» WHAT YOU WILL DO:
Copy out the data below as written; omit any images.

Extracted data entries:

########

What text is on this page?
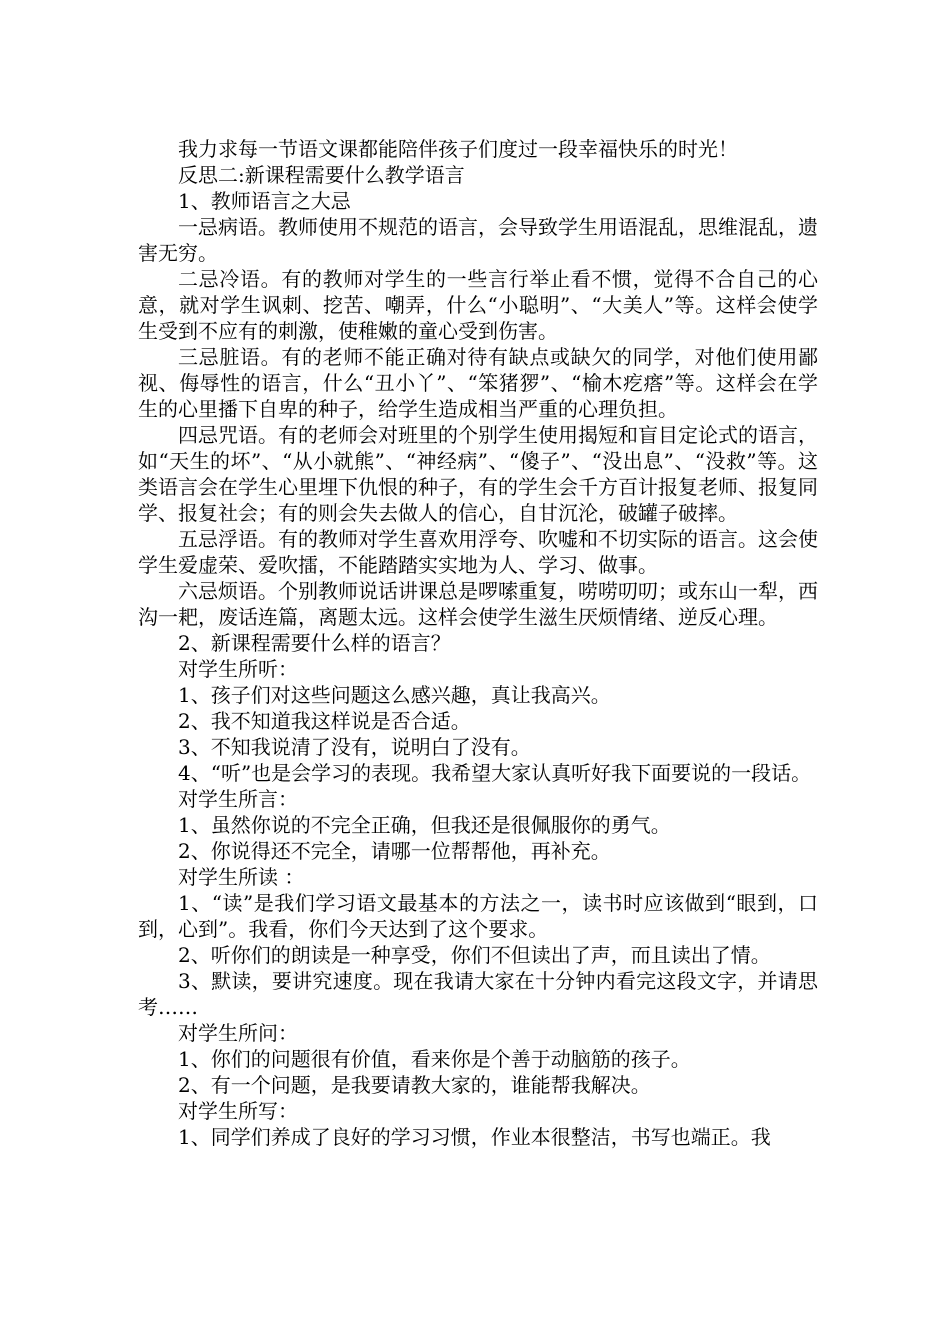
我力求每一节语文课都能陪伴孩子们度过一段幸福快乐的时光！

反思二:新课程需要什么教学语言

1、教师语言之大忌

一忌病语。教师使用不规范的语言，会导致学生用语混乱，思维混乱，遗害无穷。

二忌冷语。有的教师对学生的一些言行举止看不惯，觉得不合自己的心意，就对学生讽刺、挖苦、嘲弄，什么“小聪明”、“大美人”等。这样会使学生受到不应有的刺激，使稚嫩的童心受到伤害。

三忌脏语。有的老师不能正确对待有缺点或缺欠的同学，对他们使用鄙视、侮辱性的语言，什么“丑小丫”、“笨猪猡”、“榆木疙瘩”等。这样会在学生的心里播下自卑的种子，给学生造成相当严重的心理负担。

四忌咒语。有的老师会对班里的个别学生使用揭短和盲目定论式的语言，如“天生的坏”、“从小就熊”、“神经病”、“傻子”、“没出息”、“没救”等。这类语言会在学生心里埋下仇恨的种子，有的学生会千方百计报复老师、报复同学、报复社会；有的则会失去做人的信心，自甘沉沦，破罐子破摔。

五忌浮语。有的教师对学生喜欢用浮夸、吹嘘和不切实际的语言。这会使学生爱虚荣、爱吹擂，不能踏踏实实地为人、学习、做事。

六忌烦语。个别教师说话讲课总是啰嗦重复，唠唠叨叨；或东山一犁，西沟一耙，废话连篇，离题太远。这样会使学生滋生厌烦情绪、逆反心理。

2、新课程需要什么样的语言？

对学生所听：

1、孩子们对这些问题这么感兴趣，真让我高兴。

2、我不知道我这样说是否合适。

3、不知我说清了没有，说明白了没有。

4、“听”也是会学习的表现。我希望大家认真听好我下面要说的一段话。

对学生所言：

1、虽然你说的不完全正确，但我还是很佩服你的勇气。

2、你说得还不完全，请哪一位帮帮他，再补充。

对学生所读 ：

1、“读”是我们学习语文最基本的方法之一，读书时应该做到“眼到，口到，心到”。我看，你们今天达到了这个要求。

2、听你们的朗读是一种享受，你们不但读出了声，而且读出了情。

3、默读，要讲究速度。现在我请大家在十分钟内看完这段文字，并请思考……

对学生所问：

1、你们的问题很有价值，看来你是个善于动脑筋的孩子。

2、有一个问题，是我要请教大家的，谁能帮我解决。

对学生所写：

1、同学们养成了良好的学习习惯，作业本很整洁，书写也端正。我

########

» CORRECT OUTPUT:
What text is on this page?
我力求每一节语文课都能陪伴孩子们度过一段幸福快乐的时光！

反思二:新课程需要什么教学语言

1、教师语言之大忌

一忌病语。教师使用不规范的语言，会导致学生用语混乱，思维混乱，遗害无穷。

二忌冷语。有的教师对学生的一些言行举止看不惯，觉得不合自己的心意，就对学生讽刺、挖苦、嘲弄，什么“小聪明”、“大美人”等。这样会使学生受到不应有的刺激，使稚嫩的童心受到伤害。

三忌脏语。有的老师不能正确对待有缺点或缺欠的同学，对他们使用鄙视、侮辱性的语言，什么“丑小丫”、“笨猪猡”、“榆木疙瘩”等。这样会在学生的心里播下自卑的种子，给学生造成相当严重的心理负担。

四忌咒语。有的老师会对班里的个别学生使用揭短和盲目定论式的语言，如“天生的坏”、“从小就熊”、“神经病”、“傻子”、“没出息”、“没救”等。这类语言会在学生心里埋下仇恨的种子，有的学生会千方百计报复老师、报复同学、报复社会；有的则会失去做人的信心，自甘沉沦，破罐子破摔。

五忌浮语。有的教师对学生喜欢用浮夸、吹嘘和不切实际的语言。这会使学生爱虚荣、爱吹擂，不能踏踏实实地为人、学习、做事。

六忌烦语。个别教师说话讲课总是啰嗦重复，唠唠叨叨；或东山一犁，西沟一耙，废话连篇，离题太远。这样会使学生滋生厌烦情绪、逆反心理。

2、新课程需要什么样的语言？

对学生所听：

1、孩子们对这些问题这么感兴趣，真让我高兴。

2、我不知道我这样说是否合适。

3、不知我说清了没有，说明白了没有。

4、“听”也是会学习的表现。我希望大家认真听好我下面要说的一段话。

对学生所言：

1、虽然你说的不完全正确，但我还是很佩服你的勇气。

2、你说得还不完全，请哪一位帮帮他，再补充。

对学生所读 ：

1、“读”是我们学习语文最基本的方法之一，读书时应该做到“眼到，口到，心到”。我看，你们今天达到了这个要求。

2、听你们的朗读是一种享受，你们不但读出了声，而且读出了情。

3、默读，要讲究速度。现在我请大家在十分钟内看完这段文字，并请思考……

对学生所问：

1、你们的问题很有价值，看来你是个善于动脑筋的孩子。

2、有一个问题，是我要请教大家的，谁能帮我解决。

对学生所写：

1、同学们养成了良好的学习习惯，作业本很整洁，书写也端正。我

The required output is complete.